__Information supplied__
>> BEGIN
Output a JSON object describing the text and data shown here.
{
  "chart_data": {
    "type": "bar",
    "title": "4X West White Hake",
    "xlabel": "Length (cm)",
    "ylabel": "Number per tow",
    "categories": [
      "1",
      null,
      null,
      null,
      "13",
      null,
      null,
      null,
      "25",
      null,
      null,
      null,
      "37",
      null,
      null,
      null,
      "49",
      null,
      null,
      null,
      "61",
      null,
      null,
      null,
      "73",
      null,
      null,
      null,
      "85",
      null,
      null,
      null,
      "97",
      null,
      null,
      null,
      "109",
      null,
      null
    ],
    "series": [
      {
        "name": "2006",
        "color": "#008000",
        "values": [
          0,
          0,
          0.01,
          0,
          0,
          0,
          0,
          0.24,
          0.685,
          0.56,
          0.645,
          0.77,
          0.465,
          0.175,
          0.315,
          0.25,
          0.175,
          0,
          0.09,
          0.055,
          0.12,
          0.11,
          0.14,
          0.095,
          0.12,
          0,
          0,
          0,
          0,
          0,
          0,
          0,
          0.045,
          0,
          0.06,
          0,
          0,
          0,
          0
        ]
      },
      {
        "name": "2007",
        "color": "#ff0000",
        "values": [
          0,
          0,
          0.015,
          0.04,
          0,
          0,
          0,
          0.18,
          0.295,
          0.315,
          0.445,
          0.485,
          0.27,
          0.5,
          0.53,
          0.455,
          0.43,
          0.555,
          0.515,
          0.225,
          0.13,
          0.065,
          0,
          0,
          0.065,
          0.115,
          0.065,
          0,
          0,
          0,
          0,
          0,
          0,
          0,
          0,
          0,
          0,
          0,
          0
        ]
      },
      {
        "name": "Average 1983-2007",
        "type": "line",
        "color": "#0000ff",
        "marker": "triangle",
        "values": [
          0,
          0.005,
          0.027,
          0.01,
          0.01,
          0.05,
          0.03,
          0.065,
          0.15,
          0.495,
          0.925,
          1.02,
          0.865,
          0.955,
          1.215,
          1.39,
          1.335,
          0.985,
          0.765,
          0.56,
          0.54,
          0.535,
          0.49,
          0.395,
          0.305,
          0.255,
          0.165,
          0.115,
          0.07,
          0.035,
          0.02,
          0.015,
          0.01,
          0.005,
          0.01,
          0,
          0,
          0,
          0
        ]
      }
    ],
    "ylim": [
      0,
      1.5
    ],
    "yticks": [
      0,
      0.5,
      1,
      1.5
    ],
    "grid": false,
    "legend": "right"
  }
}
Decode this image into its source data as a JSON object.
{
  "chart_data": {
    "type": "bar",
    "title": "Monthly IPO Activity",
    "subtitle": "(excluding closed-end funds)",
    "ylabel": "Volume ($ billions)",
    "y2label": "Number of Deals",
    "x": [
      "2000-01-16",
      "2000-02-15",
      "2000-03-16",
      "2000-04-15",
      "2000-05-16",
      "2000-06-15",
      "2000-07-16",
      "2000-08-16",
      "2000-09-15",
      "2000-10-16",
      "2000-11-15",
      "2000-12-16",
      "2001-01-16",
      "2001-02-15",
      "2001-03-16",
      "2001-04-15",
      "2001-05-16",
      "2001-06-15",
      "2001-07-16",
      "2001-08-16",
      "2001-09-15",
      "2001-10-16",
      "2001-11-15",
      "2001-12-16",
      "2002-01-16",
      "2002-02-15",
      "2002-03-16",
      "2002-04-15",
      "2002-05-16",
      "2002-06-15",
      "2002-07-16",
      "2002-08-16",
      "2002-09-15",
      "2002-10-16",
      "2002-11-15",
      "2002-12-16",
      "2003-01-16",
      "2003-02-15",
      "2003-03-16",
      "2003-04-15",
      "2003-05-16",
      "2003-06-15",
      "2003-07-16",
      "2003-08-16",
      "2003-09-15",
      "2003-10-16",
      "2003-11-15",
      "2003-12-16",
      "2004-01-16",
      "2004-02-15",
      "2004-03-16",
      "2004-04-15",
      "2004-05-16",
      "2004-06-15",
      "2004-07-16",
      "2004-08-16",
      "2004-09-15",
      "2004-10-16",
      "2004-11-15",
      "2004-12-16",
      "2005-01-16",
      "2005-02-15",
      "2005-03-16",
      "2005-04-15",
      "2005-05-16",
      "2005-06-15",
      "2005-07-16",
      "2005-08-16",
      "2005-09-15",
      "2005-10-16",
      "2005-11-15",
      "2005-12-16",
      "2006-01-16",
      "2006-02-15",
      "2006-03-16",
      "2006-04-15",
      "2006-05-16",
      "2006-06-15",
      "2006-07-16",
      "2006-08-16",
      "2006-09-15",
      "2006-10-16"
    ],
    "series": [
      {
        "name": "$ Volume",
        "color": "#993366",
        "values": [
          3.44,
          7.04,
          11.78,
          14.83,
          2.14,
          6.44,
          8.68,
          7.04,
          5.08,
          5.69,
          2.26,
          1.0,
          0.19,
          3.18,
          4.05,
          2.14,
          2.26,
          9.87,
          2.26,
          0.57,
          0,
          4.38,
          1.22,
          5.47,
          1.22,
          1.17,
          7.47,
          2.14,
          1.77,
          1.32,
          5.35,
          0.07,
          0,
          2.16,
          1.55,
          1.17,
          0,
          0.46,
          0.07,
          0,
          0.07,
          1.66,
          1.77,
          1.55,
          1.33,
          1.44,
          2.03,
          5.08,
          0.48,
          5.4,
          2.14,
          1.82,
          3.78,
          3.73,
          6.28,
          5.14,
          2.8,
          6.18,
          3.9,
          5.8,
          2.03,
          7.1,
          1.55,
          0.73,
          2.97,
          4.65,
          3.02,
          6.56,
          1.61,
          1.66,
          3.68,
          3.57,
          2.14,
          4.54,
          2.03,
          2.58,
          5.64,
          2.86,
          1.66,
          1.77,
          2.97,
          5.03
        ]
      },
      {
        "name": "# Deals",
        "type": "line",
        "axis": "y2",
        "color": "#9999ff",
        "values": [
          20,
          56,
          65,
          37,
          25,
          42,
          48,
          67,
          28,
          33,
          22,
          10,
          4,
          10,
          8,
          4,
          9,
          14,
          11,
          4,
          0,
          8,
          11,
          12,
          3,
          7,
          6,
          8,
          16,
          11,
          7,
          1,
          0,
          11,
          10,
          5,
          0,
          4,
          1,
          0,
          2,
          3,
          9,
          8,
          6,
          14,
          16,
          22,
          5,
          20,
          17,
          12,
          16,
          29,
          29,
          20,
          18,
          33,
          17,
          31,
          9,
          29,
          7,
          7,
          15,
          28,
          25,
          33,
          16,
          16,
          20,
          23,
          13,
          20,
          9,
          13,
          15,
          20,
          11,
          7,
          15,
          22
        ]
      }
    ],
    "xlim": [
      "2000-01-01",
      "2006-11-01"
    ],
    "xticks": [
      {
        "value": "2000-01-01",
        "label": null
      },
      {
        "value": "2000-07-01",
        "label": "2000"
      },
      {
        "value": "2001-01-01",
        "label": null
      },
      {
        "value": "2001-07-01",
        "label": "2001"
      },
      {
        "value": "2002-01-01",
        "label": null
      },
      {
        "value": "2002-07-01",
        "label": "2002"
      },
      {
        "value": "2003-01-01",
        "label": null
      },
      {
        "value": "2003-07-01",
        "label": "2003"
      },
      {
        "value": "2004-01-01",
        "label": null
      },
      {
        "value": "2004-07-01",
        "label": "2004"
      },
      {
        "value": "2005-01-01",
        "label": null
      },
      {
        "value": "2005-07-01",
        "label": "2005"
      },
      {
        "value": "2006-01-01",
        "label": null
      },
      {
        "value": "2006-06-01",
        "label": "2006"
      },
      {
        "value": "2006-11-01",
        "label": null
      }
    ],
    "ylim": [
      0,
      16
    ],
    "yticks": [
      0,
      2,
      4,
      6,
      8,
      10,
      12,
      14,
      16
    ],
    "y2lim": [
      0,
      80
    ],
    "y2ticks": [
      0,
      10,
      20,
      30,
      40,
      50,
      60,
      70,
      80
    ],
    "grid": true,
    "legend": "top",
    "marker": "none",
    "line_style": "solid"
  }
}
>> END
Count the lines in the records above that contain the word "object", and give only the number.

__Written reply__
2